Microviews Vol. 39: Apocalypse New Zealand

on Thursday, September 19, 2013
The Luminaries by Eleanor Catton
After her stunning debut, The Rehearsal, it was clear that Eleanor Catton was destined for big things. What I didn't expect, however, was that she would deliver so bloody literally. The Luminaries is a big book; in size, scope, ambition and enjoyability. I may be wrong, but to my mind it is the first great (did I mention it's huge?) New Zealand western epic. Any attempt to summarise the plot would fail to do it justice. Suffice to say it centres on a cunning gold prospecting scam, murders real and imagined, a decent dash of opium, vengeance and, oddly, astrology. There's also a villain to rival anything Cormac McCarthy has thrown our way, though the extent of his villainy becomes less clear cut as the book progresses. Catton demonstrates a master's ability to control a large and varied cast of characters and plot lines, allowing the many threads to shoot off into the distance before drawing them back together to create a gorgeously complex tapestry. And though I don't have enough of a handle on astrology to really get the allusions, the zodiac wheel is an ingenious device to bring the story full circle and keep you guessing long after you think you've figured it all out. The Luminaries is a rich, rollicking tale that can be enjoyed by casual readers and Litsnobs alike and a very worthy contender for this year's Booker Prize.

| Source material |

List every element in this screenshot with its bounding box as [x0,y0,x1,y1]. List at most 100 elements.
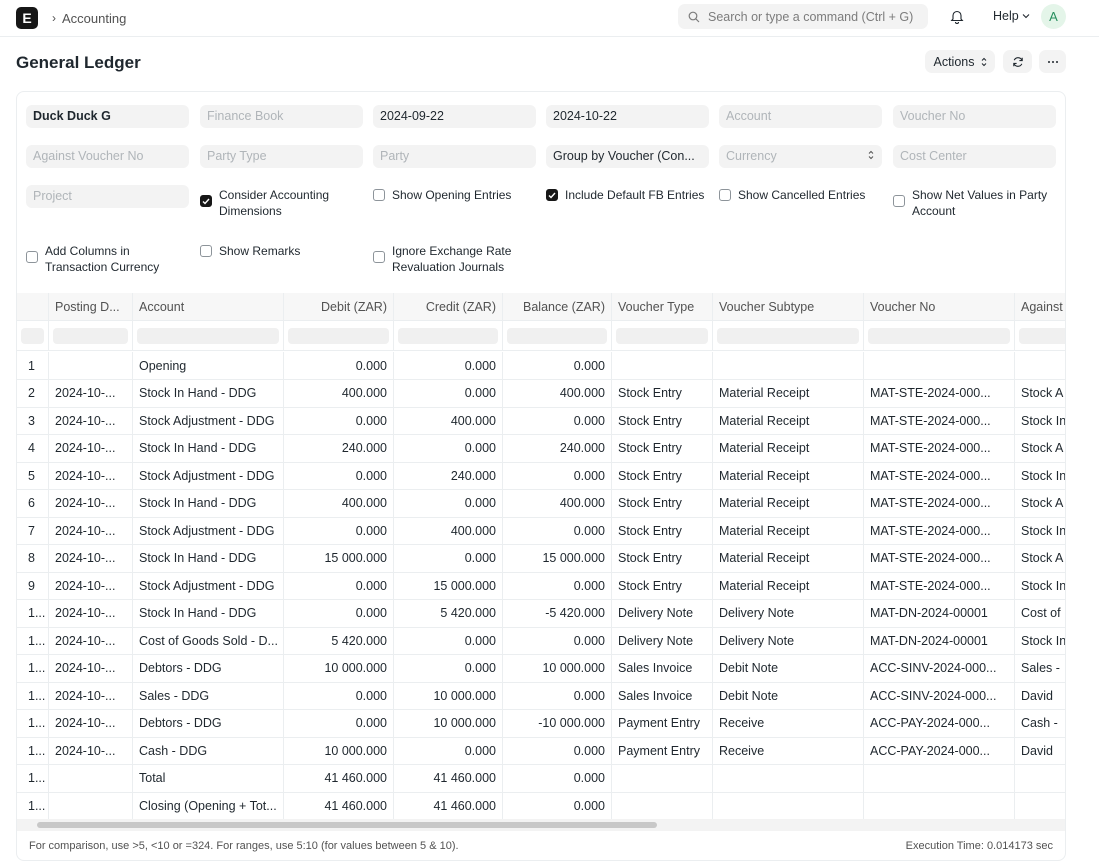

| Exercise tasks |
1/ According to the review of The Luminaries, what device brings the story full circle?
2/ Summarize the review of The Luminaries in two sentences.
3/ Rewrite the paragraph of the review of The Luminaries that begins "After her stunning debut" as a bulleted list that keeps its main facts.

| Solution set |
1/ The zodiac wheel.

2/ The review calls Eleanor Catton's The Luminaries a huge, ambitious book, possibly the first great New Zealand western epic, built around a gold prospecting scam, murders, opium, vengeance and astrology. It praises Catton's control of a large cast and many plot lines, says the book suits both casual readers and Litsnobs, and calls it a worthy contender for that year's Booker Prize.

3/
- Eleanor Catton's debut, The Rehearsal, marked her as destined for big things.
- The Luminaries is big in size, scope, ambition and enjoyability.
- To the reviewer's mind, it is the first great New Zealand western epic.
- The plot centers on a gold prospecting scam, murders real and imagined, opium, vengeance and astrology.
- Its villain rivals anything by Cormac McCarthy, though his villainy grows less clear-cut as the book goes on.
- Catton controls a large cast and many plot lines, drawing the threads together into a complex tapestry.
- The zodiac wheel brings the story full circle and keeps readers guessing.
- Casual readers and Litsnobs alike can enjoy it, and it is a worthy contender for that year's Booker Prize.